START PAGE TEXT
They remind me more of student essays

So: who set that as an essay topic? Why did they think anything meaningful could be said? There'd be an infinite choice of topics of the form: TLA1 vs TLA2 which is better?/what is the difference? (And were your students scraping stuff from Google in to their essays without it passing through the mind of either? -- to mis-quote Peter Ustinov.)

The other shibboleth is these articles are embedded in advertising. Some are for generic retail offerings -- but why would the generic public be looking at SQL?; some are industry-specific offerings -- but why would a decision-maker with a budget 'trust' a product appearing alongside such drivel? (Also the tech-savvy would have suppressed the ads.)

 

Quote from AntC on July 28, 2023, 4:01 am
Quote from Dave Voorhis on July 27, 2023, 9:31 pm

... bad human ...

Heh, heh, we can all write badly. I guess for a long time there's been 'reportage' on science topics that merely scraped stuff off a google search. Are the 'ask a LLM a question's just a more sophisticated form of that?
END PAGE TEXT
START SUPPLIED RECORDS
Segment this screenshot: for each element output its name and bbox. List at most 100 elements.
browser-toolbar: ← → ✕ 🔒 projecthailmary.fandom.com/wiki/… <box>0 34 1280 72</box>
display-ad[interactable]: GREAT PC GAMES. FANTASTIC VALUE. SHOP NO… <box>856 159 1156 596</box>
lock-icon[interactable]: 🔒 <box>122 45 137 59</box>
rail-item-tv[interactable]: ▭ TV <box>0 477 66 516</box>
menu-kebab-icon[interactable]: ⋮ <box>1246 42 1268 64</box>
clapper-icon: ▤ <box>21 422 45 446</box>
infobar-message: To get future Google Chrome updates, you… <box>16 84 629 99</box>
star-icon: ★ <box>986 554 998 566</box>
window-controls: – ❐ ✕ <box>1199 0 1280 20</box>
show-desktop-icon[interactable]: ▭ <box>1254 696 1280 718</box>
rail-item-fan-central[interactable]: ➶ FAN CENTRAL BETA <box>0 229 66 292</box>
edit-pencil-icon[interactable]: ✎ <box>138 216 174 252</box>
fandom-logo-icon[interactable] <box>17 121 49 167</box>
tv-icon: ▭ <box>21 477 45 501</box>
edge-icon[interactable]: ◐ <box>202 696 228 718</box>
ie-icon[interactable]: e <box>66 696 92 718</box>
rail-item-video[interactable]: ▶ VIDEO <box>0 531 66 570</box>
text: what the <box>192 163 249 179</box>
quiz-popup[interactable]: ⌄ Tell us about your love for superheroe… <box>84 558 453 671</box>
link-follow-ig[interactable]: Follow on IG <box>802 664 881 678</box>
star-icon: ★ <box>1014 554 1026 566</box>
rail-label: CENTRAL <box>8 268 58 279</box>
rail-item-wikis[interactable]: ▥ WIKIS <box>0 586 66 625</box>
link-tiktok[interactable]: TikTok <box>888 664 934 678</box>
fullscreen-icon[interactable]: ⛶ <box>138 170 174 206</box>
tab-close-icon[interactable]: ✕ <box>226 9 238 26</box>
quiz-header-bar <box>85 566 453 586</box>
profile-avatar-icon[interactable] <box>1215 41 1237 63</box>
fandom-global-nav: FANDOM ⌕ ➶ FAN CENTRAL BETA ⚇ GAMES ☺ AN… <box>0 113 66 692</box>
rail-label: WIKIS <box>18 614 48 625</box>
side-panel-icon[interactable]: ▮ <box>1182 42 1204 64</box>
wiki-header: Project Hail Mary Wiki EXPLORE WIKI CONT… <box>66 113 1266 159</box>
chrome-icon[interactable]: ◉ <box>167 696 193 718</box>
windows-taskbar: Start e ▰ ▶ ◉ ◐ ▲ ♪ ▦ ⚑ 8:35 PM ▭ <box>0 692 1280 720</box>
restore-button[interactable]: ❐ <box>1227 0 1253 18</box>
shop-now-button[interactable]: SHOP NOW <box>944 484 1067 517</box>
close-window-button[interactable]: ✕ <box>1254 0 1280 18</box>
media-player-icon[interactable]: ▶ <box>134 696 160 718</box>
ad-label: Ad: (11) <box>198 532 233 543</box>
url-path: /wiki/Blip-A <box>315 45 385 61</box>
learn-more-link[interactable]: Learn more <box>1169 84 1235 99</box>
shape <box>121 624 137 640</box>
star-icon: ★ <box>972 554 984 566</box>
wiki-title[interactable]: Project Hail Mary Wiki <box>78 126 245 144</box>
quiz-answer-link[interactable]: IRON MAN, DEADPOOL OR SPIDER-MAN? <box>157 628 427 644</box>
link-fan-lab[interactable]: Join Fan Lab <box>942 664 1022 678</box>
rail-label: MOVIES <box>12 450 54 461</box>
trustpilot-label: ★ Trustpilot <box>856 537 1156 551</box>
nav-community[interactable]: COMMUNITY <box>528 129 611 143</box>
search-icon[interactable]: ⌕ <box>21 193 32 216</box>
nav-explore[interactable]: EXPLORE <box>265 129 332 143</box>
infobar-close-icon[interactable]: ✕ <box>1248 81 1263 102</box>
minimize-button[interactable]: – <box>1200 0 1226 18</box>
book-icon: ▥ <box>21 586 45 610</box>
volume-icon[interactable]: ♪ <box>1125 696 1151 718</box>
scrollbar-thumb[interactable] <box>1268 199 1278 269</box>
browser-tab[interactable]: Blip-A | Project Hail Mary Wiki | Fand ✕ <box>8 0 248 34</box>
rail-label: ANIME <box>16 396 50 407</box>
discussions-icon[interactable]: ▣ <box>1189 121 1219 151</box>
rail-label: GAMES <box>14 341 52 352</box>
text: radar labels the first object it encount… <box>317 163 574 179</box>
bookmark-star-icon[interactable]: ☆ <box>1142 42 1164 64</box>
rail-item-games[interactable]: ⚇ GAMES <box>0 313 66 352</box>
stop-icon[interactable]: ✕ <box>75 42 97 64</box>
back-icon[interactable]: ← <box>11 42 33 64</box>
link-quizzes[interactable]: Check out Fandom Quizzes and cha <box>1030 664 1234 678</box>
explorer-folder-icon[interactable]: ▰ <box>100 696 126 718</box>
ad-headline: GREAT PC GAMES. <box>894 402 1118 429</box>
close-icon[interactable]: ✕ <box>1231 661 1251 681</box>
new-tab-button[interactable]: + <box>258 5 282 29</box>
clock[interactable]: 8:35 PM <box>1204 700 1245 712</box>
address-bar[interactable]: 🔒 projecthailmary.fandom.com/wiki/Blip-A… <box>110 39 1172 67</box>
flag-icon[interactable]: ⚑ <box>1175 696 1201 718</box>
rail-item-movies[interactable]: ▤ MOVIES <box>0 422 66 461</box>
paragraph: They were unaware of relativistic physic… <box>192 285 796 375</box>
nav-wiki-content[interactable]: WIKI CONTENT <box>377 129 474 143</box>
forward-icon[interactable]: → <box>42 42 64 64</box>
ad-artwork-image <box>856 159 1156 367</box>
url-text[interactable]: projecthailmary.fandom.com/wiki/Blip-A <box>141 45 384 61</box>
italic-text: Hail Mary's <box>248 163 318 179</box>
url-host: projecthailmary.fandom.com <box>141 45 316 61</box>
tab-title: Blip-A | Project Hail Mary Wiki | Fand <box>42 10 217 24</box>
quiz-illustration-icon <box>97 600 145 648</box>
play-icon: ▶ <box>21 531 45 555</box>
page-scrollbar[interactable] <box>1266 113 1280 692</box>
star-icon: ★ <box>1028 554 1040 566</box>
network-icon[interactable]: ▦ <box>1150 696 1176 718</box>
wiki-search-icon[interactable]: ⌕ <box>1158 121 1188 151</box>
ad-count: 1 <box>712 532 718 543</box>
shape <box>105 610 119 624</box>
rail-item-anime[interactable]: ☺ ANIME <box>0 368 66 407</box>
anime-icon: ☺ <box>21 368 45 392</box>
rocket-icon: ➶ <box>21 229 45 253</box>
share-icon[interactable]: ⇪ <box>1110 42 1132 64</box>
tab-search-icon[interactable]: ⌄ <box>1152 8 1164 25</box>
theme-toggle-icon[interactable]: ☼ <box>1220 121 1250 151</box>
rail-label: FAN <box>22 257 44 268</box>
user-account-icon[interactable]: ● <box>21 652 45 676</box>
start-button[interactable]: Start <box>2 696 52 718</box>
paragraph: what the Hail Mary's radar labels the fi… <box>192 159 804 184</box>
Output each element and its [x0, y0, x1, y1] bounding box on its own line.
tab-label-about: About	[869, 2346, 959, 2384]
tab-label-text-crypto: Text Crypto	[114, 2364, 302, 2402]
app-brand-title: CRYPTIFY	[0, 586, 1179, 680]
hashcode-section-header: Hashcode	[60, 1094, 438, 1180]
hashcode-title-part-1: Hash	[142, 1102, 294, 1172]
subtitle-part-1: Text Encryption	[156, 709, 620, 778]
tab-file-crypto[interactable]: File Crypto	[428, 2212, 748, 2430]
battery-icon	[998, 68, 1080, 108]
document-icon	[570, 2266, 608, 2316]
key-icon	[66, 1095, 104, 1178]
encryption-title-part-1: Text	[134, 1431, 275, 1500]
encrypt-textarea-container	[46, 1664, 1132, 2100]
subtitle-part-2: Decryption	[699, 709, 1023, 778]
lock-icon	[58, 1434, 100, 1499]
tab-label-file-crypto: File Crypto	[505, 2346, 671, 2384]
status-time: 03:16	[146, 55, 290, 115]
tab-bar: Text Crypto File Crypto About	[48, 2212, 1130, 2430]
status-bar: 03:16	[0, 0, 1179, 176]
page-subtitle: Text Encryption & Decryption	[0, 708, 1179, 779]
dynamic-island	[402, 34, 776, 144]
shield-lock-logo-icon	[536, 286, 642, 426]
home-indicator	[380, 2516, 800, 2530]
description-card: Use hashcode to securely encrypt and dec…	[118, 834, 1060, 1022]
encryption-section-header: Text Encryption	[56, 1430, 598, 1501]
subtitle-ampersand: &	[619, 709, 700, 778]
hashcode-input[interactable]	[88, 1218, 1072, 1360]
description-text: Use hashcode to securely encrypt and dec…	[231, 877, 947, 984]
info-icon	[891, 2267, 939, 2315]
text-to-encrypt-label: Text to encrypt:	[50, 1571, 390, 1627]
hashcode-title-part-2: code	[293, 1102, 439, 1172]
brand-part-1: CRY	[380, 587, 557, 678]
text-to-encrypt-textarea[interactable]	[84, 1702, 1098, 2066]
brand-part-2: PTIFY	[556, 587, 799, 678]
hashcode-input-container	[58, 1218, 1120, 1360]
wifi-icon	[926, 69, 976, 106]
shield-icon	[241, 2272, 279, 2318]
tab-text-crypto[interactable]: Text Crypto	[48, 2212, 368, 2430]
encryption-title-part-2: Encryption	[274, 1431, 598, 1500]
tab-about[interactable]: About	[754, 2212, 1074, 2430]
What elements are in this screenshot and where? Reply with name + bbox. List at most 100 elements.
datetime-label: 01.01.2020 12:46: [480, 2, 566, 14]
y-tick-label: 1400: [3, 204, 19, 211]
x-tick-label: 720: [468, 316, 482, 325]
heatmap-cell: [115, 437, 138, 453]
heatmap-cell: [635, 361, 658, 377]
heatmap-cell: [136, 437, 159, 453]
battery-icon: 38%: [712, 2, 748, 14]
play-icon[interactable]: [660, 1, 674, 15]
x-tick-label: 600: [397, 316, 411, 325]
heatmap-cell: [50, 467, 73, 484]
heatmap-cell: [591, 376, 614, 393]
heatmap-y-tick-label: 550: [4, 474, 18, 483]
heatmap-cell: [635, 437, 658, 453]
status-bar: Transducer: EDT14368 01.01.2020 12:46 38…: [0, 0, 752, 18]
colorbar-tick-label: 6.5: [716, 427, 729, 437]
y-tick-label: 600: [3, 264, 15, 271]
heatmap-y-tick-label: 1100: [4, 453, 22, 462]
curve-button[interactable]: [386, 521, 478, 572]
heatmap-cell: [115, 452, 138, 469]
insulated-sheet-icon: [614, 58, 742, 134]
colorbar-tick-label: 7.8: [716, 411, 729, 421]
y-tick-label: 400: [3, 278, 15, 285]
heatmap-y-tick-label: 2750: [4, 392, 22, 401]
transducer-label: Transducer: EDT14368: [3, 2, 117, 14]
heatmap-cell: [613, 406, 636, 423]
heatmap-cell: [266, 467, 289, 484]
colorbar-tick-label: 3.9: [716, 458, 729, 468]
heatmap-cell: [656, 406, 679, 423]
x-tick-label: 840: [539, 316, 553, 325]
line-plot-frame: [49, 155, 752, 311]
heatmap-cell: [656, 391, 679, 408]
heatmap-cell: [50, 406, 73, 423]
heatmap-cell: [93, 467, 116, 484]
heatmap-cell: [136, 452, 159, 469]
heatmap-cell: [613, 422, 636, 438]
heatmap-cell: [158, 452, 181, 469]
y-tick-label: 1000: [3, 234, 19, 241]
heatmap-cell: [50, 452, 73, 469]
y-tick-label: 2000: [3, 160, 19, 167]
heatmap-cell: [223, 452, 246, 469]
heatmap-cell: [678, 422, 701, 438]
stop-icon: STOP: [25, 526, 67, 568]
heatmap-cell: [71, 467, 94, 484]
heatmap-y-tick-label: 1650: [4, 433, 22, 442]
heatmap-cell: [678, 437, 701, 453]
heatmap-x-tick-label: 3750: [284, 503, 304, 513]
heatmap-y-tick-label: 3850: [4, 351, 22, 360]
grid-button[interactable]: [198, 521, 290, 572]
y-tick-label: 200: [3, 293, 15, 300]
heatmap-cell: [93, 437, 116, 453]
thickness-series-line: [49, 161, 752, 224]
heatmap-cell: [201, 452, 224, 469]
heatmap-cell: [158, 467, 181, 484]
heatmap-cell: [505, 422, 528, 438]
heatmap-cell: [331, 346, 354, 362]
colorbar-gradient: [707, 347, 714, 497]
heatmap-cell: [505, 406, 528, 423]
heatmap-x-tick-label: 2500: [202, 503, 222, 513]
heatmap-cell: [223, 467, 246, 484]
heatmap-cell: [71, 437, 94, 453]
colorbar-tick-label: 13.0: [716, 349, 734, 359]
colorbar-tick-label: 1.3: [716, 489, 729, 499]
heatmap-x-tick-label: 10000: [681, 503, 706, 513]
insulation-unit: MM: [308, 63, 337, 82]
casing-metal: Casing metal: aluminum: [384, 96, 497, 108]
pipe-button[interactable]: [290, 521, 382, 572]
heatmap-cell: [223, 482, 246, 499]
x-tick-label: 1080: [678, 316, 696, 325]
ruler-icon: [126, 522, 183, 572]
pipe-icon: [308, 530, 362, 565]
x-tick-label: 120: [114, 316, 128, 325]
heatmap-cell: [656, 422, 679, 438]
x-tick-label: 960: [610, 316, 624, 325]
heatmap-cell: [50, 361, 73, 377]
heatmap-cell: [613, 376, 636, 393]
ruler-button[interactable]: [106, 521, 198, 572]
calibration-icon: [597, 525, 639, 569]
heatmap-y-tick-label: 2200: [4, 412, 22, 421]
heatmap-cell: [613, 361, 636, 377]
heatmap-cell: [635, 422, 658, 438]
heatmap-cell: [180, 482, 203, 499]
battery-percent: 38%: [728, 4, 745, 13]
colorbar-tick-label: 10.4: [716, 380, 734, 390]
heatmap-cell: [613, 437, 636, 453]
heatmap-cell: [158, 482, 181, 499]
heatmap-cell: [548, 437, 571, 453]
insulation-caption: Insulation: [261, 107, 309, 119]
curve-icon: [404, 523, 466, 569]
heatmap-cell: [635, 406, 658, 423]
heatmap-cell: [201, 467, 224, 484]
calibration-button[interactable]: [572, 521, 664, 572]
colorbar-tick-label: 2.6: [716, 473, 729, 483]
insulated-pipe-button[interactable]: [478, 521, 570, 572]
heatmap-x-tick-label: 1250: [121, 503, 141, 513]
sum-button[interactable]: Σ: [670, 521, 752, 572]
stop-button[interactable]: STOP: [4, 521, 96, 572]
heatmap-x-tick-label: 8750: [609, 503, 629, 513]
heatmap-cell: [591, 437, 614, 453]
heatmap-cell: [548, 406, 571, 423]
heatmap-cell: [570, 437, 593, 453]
END SUPPLIED RECORDS
Translate this sentence from the forum discussion into German: "I guess for a long time there's been 'reportage' on science topics that merely scraped stuff off a google search." The listing comes from a different source than the forum discussion.

#### [RESPONSE]
Ich schätze, es gibt schon seit Langem ‚Reportagen‘ zu wissenschaftlichen Themen, die bloß Material aus einer Google-Suche abgeschöpft haben.